_Extracted records_.
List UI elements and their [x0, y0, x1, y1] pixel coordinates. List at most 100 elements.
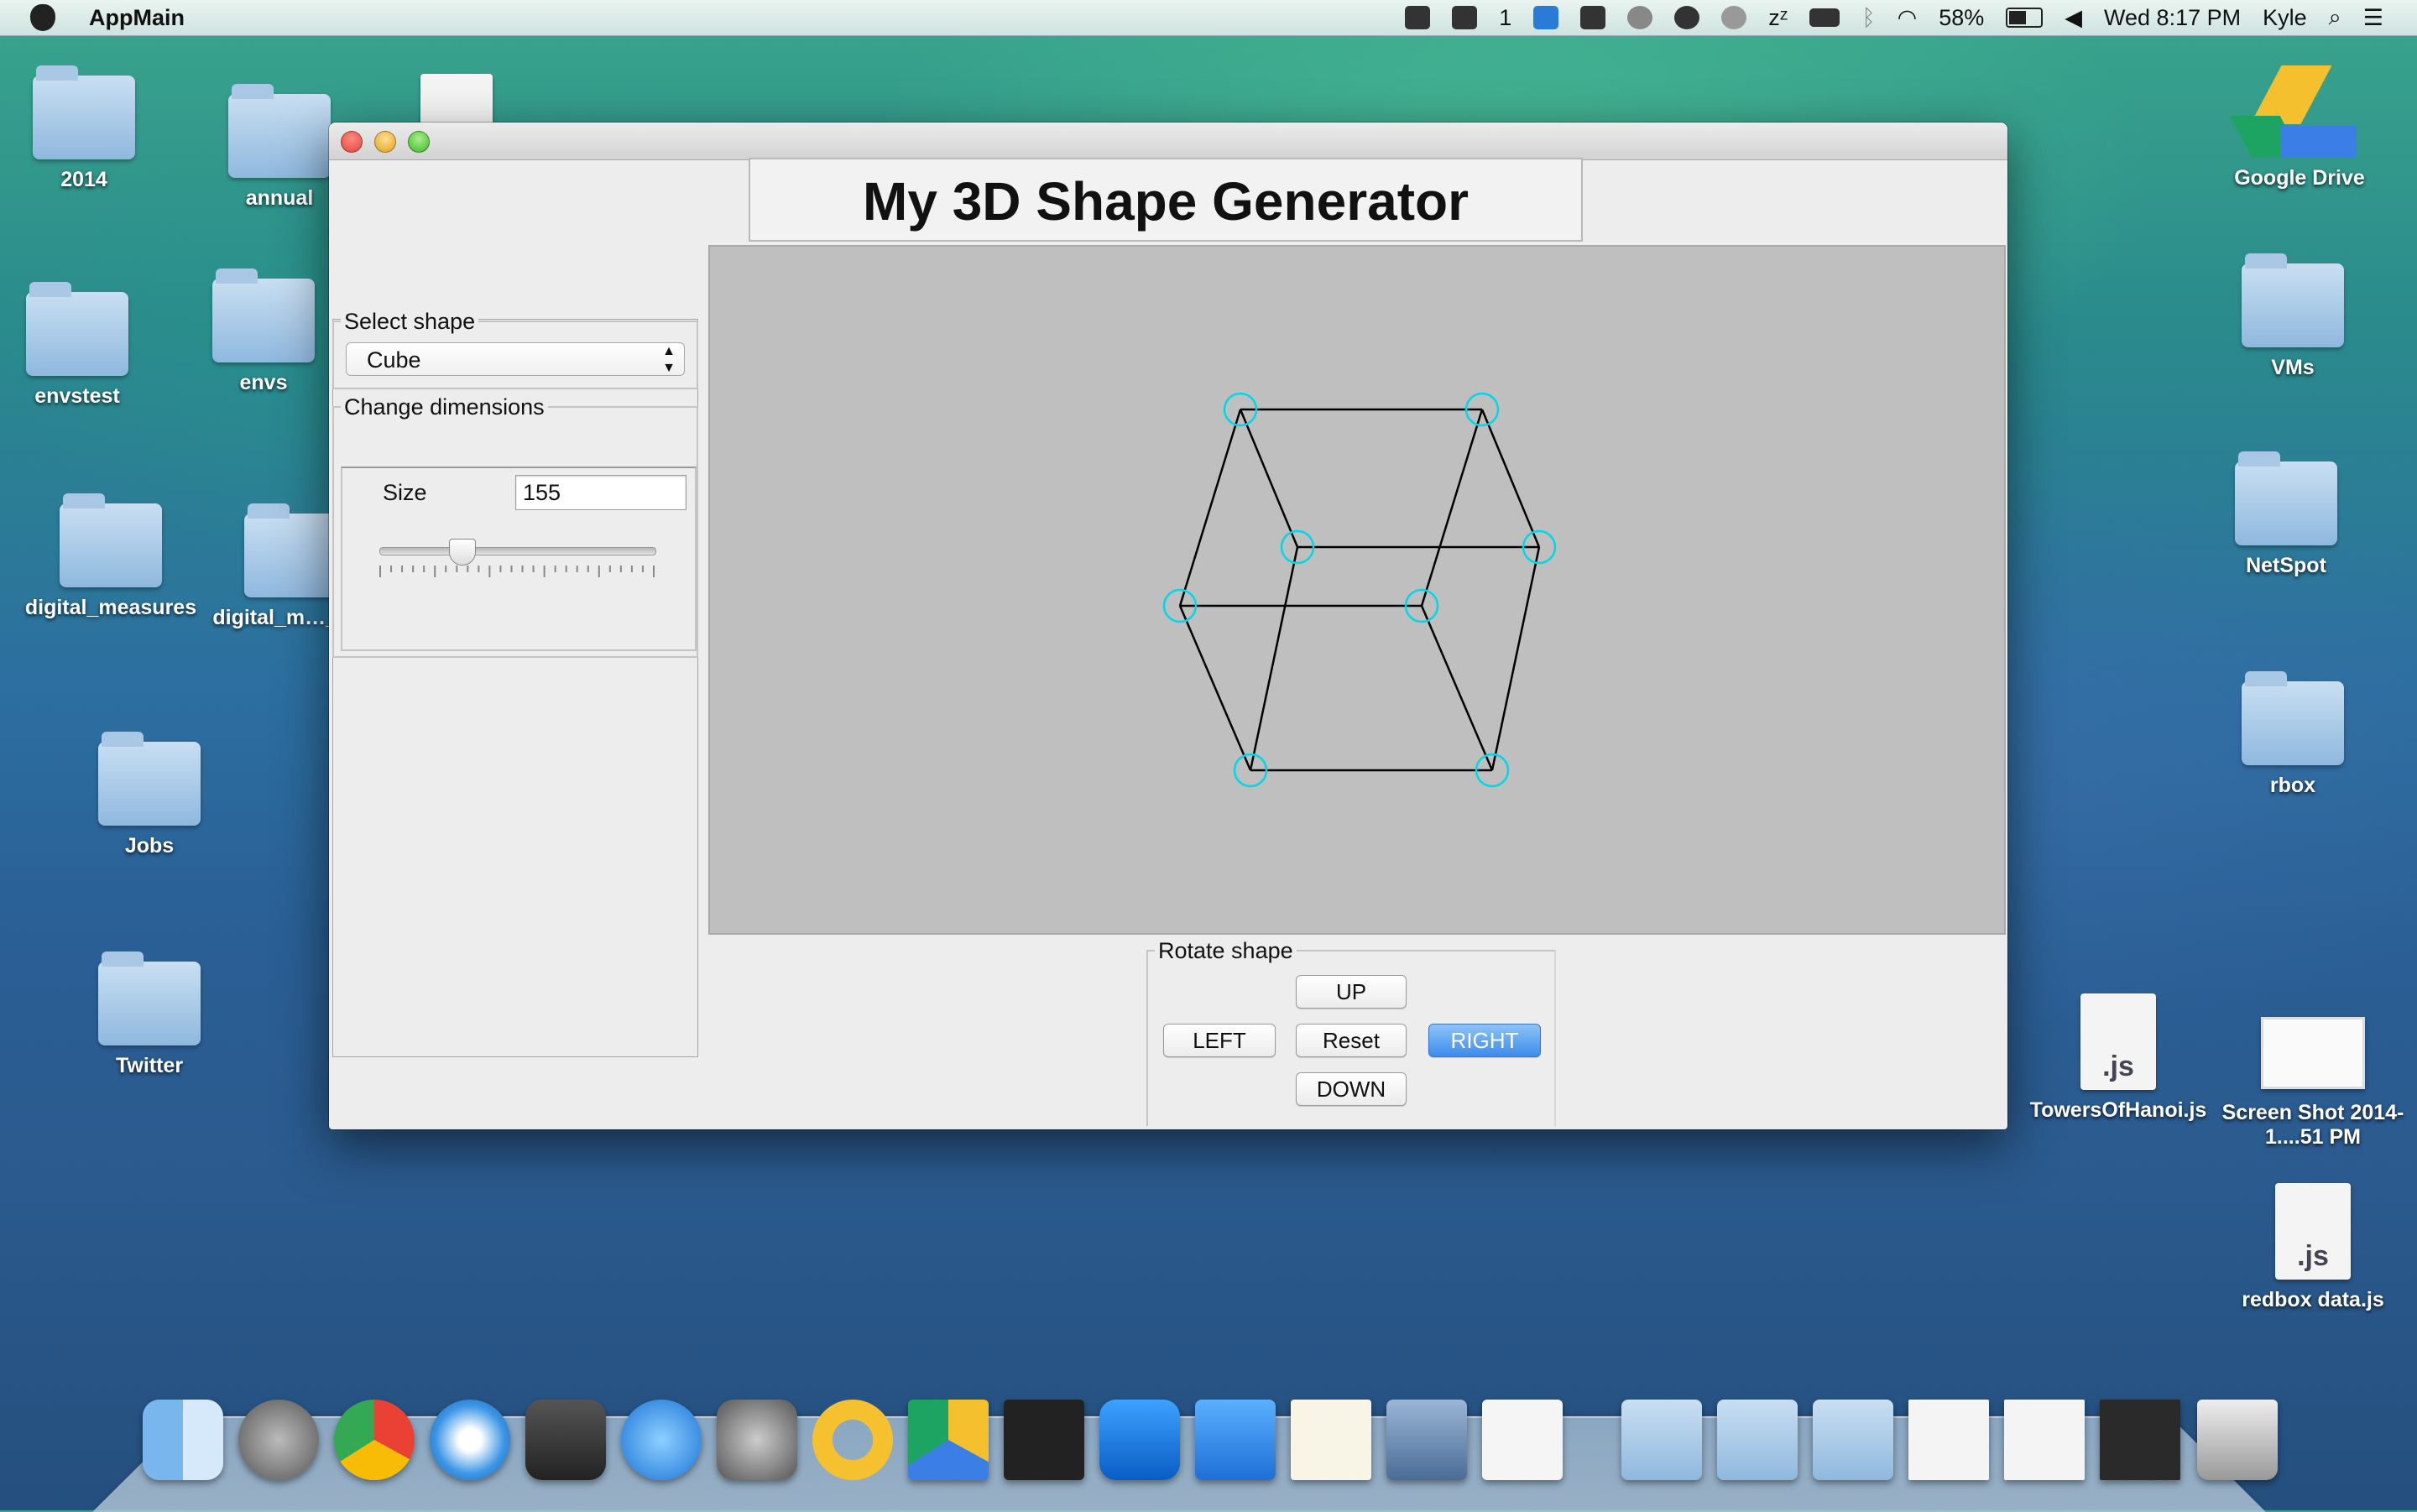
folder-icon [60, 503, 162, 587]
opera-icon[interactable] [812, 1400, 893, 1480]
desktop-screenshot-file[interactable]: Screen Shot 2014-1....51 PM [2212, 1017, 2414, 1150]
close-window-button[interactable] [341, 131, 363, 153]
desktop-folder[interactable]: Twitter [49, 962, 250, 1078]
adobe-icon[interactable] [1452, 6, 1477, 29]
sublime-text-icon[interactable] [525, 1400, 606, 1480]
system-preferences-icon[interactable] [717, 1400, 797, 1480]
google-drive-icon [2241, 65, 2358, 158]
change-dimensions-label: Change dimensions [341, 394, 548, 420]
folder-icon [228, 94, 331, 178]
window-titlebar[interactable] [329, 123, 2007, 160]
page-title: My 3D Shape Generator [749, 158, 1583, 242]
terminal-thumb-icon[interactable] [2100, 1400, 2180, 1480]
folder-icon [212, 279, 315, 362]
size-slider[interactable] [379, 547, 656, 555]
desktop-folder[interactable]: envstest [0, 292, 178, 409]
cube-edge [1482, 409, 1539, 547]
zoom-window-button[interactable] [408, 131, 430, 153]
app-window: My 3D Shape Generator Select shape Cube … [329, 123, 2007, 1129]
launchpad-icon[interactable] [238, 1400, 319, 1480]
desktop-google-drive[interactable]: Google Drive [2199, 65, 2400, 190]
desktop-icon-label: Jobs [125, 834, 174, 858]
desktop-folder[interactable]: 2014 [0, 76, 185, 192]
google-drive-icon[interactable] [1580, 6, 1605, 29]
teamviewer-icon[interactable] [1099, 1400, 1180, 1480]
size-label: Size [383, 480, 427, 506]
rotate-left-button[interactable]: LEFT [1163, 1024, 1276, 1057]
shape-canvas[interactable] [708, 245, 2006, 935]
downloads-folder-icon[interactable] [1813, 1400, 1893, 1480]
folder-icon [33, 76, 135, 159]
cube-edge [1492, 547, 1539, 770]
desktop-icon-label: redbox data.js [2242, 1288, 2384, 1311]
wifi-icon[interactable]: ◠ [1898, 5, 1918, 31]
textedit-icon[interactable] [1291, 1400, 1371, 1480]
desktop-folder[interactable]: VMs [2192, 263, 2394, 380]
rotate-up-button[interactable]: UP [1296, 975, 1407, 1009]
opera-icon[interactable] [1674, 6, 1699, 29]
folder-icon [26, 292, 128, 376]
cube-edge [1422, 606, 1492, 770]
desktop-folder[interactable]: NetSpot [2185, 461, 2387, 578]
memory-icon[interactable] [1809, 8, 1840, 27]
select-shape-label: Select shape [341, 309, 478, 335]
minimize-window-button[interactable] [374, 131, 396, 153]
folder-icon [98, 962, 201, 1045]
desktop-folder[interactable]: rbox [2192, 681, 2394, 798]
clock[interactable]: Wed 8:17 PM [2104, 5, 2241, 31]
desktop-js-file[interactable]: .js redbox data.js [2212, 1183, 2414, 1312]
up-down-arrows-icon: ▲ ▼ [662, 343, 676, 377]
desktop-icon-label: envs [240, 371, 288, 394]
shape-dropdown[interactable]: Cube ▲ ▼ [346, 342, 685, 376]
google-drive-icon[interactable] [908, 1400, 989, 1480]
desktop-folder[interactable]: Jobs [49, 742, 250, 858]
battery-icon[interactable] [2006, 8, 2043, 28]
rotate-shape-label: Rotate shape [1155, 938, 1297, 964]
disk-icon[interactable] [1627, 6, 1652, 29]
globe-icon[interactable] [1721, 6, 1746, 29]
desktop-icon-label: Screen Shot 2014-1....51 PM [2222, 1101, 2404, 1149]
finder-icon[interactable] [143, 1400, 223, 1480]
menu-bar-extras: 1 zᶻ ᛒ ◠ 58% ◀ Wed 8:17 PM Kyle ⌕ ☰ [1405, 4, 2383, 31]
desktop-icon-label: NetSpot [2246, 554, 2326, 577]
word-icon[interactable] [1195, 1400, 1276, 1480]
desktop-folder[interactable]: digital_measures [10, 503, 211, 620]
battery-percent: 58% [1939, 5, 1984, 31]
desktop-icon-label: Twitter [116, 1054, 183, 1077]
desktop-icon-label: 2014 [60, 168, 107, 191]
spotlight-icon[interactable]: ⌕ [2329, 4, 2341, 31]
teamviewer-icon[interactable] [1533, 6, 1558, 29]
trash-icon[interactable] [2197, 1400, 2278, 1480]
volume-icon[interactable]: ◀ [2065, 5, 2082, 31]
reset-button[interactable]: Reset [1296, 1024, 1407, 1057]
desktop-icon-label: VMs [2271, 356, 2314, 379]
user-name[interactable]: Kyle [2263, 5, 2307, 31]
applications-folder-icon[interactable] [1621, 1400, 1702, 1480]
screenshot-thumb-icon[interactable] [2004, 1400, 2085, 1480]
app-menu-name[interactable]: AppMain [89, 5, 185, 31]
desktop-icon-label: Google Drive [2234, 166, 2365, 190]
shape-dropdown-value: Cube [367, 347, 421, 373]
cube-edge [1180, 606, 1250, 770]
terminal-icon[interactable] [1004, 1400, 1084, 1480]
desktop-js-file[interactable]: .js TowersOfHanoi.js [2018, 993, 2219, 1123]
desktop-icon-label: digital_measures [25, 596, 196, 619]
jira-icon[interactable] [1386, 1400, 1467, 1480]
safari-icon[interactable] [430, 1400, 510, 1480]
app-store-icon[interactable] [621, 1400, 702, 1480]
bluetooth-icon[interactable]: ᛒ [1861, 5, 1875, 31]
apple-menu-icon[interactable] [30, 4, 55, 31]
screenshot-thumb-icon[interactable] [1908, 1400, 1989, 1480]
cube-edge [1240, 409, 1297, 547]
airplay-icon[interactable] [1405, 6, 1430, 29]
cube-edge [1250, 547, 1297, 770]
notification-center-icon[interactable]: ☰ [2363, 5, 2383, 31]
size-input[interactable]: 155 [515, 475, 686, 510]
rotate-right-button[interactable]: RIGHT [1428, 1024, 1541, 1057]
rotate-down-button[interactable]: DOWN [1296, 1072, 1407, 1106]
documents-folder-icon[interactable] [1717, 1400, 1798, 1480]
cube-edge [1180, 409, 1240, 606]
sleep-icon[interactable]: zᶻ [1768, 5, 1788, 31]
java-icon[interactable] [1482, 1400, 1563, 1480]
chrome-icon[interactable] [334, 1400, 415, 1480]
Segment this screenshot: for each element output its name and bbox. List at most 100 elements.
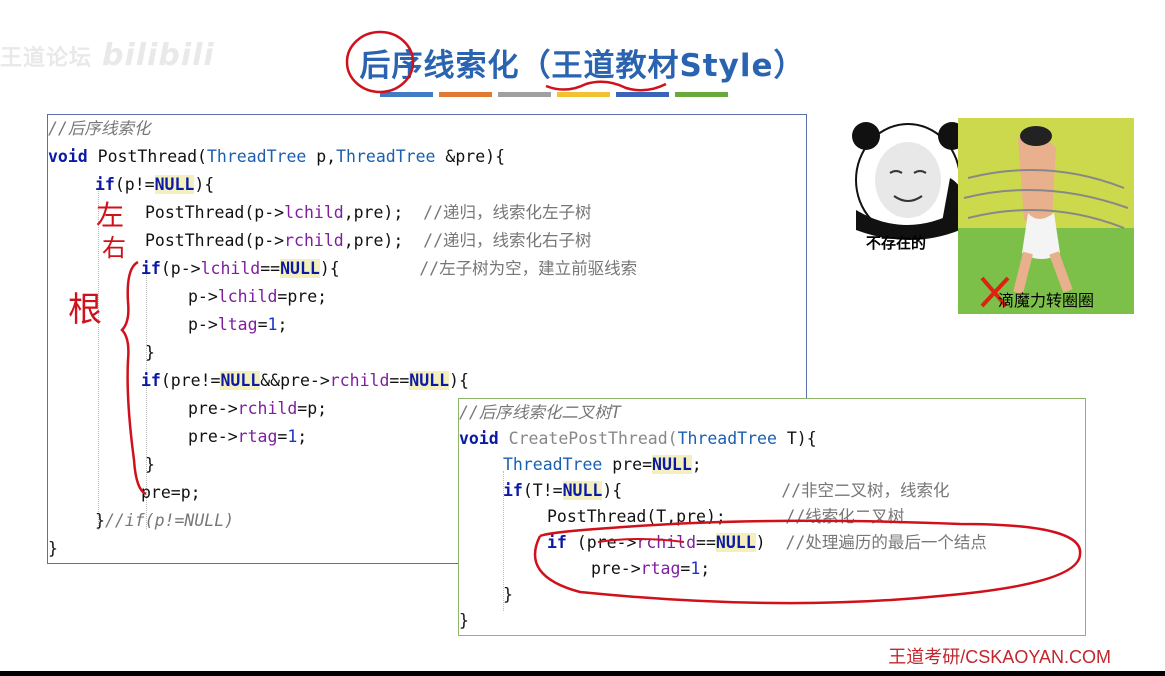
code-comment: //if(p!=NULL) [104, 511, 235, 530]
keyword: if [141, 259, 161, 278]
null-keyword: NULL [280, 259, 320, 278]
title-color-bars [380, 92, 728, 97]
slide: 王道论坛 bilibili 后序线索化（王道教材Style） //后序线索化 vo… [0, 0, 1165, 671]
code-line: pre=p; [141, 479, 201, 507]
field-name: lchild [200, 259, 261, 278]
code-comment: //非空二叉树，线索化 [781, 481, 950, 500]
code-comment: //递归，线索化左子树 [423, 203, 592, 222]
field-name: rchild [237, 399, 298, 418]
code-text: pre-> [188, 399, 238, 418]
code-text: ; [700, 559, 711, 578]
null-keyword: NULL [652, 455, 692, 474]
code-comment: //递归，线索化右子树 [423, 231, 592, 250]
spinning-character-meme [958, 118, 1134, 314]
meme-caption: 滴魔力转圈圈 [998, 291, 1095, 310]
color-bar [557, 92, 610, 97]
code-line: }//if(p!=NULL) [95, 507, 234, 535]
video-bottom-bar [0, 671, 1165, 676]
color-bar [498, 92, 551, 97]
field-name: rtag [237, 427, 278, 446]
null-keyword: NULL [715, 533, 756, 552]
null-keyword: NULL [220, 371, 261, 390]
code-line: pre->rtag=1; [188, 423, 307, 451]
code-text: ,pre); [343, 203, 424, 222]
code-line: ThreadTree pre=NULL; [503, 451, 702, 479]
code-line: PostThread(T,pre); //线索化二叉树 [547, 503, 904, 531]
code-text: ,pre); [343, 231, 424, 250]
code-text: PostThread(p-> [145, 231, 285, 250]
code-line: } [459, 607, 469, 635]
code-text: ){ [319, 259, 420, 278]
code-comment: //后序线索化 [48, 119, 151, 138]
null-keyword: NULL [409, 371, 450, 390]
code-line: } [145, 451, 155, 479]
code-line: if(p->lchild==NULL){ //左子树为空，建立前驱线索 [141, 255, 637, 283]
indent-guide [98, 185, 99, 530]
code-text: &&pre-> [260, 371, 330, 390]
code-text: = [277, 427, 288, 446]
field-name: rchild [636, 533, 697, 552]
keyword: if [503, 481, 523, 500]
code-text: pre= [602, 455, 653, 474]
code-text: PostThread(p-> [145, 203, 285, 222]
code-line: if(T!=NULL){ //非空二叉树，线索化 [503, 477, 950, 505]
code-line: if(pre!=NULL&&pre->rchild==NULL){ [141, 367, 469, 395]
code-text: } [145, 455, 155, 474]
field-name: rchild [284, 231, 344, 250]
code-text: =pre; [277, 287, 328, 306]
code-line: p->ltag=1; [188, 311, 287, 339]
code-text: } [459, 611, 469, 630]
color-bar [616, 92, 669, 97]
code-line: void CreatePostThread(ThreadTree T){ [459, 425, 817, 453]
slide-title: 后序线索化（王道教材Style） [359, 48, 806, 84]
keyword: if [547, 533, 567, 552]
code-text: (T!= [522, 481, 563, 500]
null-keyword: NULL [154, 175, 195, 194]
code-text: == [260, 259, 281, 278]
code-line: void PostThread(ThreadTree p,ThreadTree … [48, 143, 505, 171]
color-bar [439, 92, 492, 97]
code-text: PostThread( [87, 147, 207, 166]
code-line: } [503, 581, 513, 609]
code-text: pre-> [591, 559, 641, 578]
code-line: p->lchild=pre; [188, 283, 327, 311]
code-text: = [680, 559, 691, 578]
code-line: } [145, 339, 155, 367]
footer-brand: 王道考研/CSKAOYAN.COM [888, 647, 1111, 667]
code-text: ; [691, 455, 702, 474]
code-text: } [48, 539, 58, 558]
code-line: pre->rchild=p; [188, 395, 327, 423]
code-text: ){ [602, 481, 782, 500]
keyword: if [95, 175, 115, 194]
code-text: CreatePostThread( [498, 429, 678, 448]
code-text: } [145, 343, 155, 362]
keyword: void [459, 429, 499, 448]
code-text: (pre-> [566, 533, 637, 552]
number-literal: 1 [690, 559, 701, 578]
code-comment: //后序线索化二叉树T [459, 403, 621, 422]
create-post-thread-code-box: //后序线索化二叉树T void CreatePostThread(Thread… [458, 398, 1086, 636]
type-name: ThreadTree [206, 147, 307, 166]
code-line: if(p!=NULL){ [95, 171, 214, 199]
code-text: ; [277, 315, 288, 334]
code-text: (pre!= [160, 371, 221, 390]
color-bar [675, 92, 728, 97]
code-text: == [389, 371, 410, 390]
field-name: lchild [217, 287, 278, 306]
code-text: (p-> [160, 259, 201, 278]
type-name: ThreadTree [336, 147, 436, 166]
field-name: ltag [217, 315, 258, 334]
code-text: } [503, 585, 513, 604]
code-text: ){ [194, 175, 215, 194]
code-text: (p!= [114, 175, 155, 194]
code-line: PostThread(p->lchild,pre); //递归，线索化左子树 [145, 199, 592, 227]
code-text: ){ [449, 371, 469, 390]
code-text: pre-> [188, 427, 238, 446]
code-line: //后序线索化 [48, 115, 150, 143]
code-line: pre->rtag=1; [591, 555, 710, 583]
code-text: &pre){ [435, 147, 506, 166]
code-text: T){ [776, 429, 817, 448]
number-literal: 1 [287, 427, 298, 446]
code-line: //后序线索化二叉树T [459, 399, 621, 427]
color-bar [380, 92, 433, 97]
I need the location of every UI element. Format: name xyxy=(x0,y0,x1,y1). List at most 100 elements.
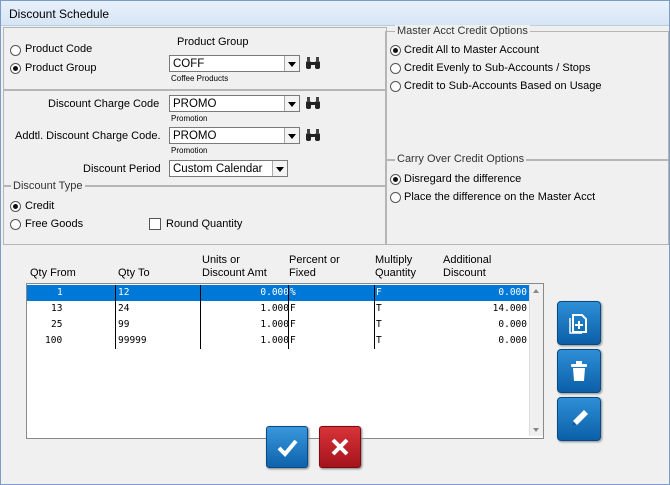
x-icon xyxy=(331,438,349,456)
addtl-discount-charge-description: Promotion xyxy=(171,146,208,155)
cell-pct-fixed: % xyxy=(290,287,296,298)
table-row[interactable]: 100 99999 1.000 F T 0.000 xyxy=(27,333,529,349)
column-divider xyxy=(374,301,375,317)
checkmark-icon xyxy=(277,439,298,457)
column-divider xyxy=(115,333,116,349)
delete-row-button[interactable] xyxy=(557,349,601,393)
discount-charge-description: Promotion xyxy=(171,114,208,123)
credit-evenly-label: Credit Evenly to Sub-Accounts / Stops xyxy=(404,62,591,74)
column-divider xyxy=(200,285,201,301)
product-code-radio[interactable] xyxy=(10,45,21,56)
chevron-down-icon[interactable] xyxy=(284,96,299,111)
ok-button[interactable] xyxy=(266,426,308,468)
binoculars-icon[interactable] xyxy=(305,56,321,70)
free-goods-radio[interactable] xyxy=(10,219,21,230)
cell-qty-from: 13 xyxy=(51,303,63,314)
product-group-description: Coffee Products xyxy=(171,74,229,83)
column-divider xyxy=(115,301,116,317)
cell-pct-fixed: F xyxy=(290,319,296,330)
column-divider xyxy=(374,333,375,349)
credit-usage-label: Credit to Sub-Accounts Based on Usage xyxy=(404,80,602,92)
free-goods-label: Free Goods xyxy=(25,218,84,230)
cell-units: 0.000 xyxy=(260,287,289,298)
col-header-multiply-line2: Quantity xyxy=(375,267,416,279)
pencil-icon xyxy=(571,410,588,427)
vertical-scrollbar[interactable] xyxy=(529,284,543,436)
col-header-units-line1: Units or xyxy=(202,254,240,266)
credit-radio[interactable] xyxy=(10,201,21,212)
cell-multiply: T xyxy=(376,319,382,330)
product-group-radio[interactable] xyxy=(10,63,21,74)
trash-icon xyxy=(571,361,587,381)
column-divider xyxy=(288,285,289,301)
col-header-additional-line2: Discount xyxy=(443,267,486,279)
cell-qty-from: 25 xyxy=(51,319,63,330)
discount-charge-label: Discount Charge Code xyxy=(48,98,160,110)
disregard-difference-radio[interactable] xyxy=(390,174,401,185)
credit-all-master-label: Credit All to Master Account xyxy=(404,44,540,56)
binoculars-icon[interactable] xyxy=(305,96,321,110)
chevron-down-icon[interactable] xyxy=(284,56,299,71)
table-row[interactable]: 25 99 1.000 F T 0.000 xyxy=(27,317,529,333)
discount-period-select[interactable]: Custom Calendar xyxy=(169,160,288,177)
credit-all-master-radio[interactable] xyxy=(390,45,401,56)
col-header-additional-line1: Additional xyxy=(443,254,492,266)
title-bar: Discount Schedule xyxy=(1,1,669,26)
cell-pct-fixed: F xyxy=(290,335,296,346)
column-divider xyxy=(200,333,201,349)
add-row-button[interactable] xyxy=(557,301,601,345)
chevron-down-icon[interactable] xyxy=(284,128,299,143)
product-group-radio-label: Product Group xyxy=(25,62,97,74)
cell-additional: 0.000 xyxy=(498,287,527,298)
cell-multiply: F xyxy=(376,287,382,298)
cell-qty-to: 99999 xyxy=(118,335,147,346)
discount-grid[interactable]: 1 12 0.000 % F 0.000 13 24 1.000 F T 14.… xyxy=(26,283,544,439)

_Problem requirements_. Find every line above that contains the string "fixed", matching case exactly, and copy each of those lines.

_Exercise output_.
cell-pct-fixed: % xyxy=(290,287,296,298)
cell-pct-fixed: F xyxy=(290,319,296,330)
cell-pct-fixed: F xyxy=(290,335,296,346)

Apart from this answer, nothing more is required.